*Set task*
Find and copy each line of the records where the string "SNMP" shows up.

*Supplied information*

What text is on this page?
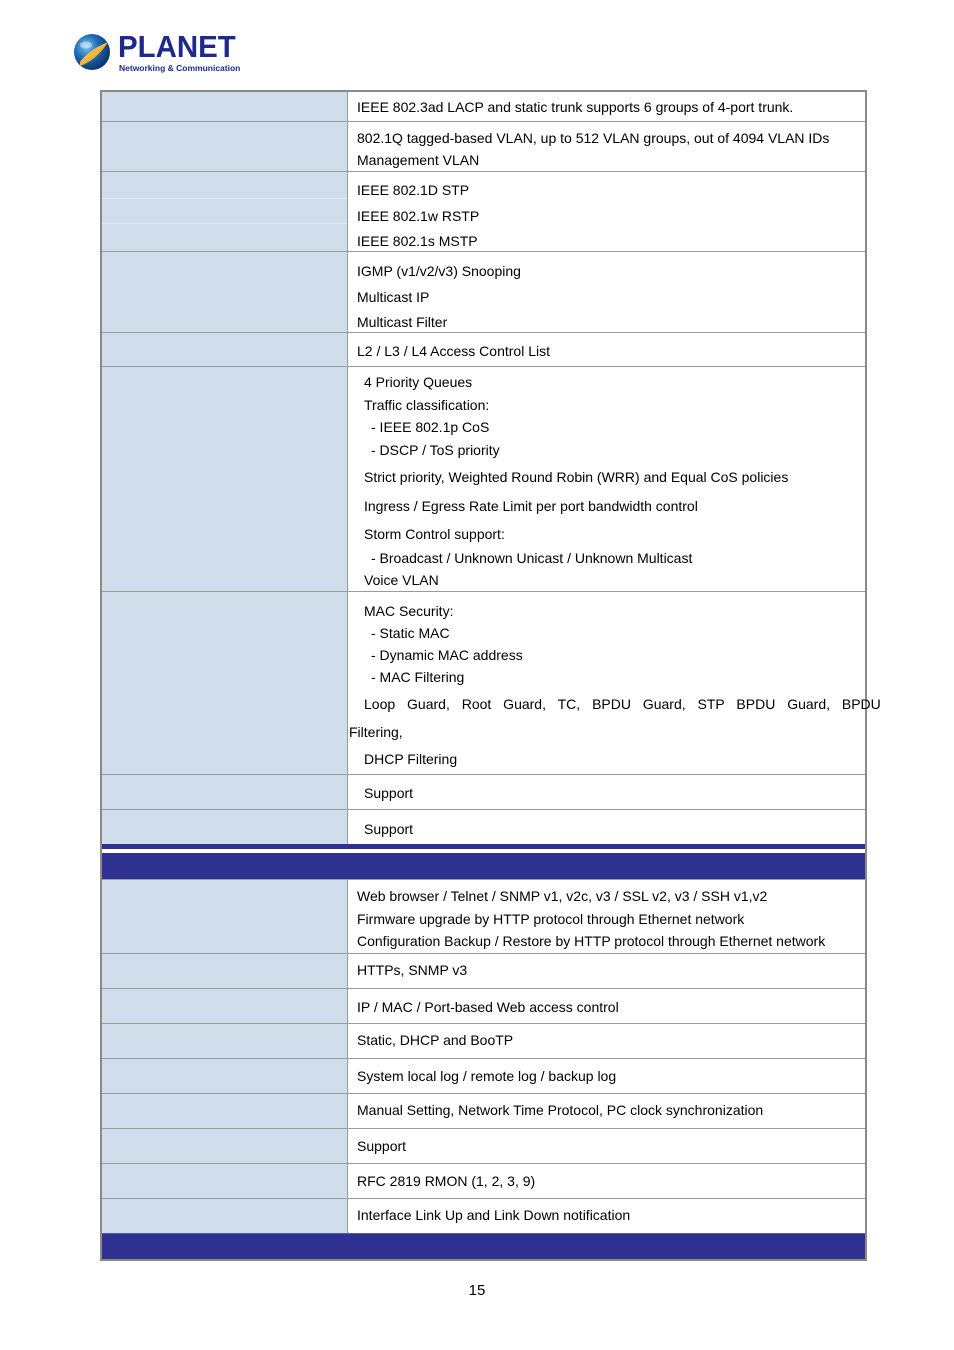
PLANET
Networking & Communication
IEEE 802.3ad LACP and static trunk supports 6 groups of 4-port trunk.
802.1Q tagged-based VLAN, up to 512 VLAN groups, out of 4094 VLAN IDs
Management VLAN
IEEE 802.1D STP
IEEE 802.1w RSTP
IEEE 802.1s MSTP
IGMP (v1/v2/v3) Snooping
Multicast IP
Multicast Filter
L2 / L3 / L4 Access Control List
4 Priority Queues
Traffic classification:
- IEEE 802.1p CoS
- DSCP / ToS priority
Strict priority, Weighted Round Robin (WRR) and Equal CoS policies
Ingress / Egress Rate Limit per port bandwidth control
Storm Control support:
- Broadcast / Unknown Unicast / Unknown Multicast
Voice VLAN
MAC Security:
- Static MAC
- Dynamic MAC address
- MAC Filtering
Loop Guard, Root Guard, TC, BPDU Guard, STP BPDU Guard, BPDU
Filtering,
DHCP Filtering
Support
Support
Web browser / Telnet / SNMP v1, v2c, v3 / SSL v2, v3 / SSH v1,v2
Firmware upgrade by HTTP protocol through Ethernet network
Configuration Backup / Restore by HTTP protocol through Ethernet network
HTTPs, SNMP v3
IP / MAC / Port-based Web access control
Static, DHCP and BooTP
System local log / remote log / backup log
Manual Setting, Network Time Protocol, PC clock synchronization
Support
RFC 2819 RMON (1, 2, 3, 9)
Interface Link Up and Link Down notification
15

...

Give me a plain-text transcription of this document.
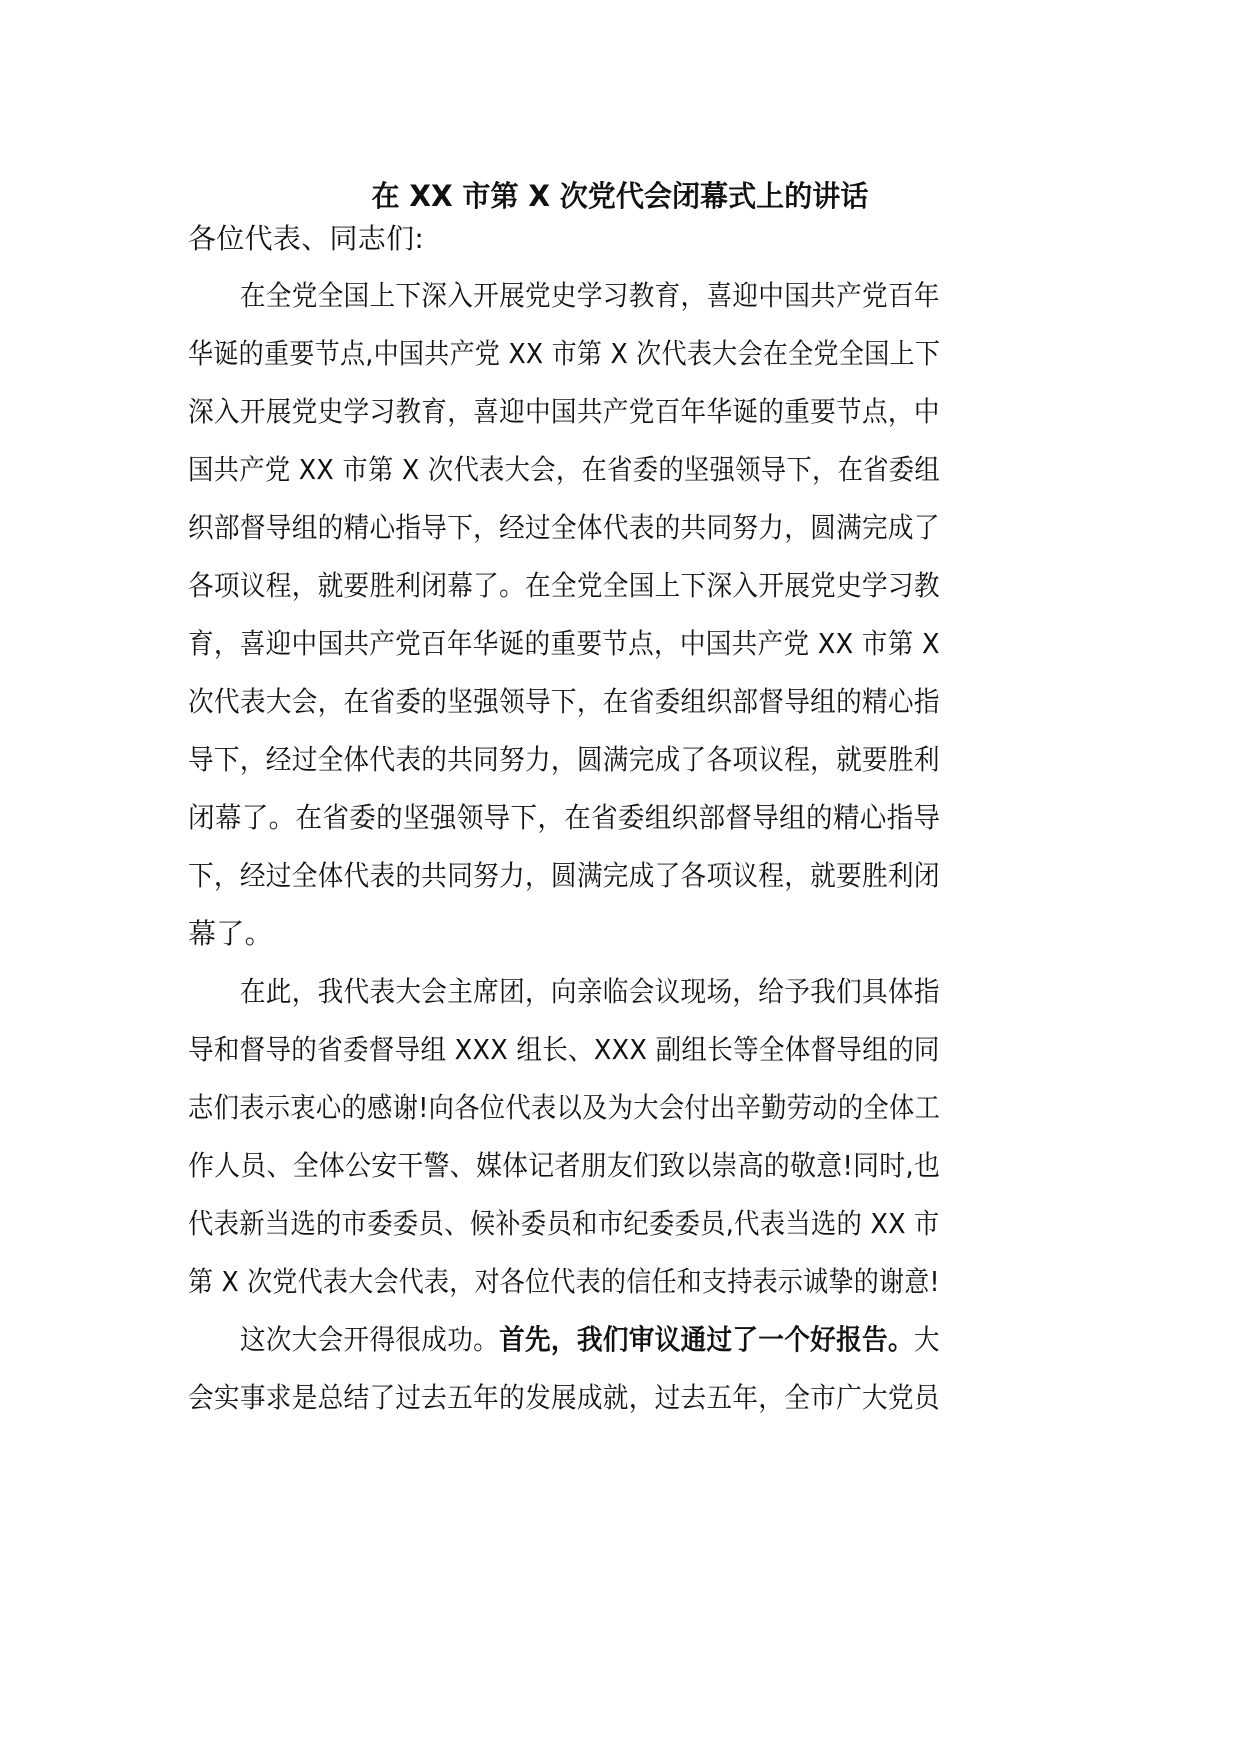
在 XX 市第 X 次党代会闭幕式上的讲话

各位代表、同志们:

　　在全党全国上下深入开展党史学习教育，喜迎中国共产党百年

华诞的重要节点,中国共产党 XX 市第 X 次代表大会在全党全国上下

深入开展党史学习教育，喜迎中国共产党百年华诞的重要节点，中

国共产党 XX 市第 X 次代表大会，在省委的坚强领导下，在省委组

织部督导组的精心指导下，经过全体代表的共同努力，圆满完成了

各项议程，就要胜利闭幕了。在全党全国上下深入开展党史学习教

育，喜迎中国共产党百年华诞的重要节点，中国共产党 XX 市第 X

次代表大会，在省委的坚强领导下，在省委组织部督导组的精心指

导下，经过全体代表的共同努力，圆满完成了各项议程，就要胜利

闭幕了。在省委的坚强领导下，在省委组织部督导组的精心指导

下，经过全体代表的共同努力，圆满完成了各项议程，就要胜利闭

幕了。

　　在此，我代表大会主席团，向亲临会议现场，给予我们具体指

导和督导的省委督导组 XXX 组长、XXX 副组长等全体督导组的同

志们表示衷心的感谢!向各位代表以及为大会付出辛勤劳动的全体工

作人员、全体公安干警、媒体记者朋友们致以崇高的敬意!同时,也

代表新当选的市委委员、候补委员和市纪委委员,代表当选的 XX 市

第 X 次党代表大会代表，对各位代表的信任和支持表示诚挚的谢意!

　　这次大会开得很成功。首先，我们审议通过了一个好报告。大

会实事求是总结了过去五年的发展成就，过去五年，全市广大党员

*Exercise solution*
Web browser / Telnet / SNMP v1, v2c, v3 / SSL v2, v3 / SSH v1,v2
HTTPs, SNMP v3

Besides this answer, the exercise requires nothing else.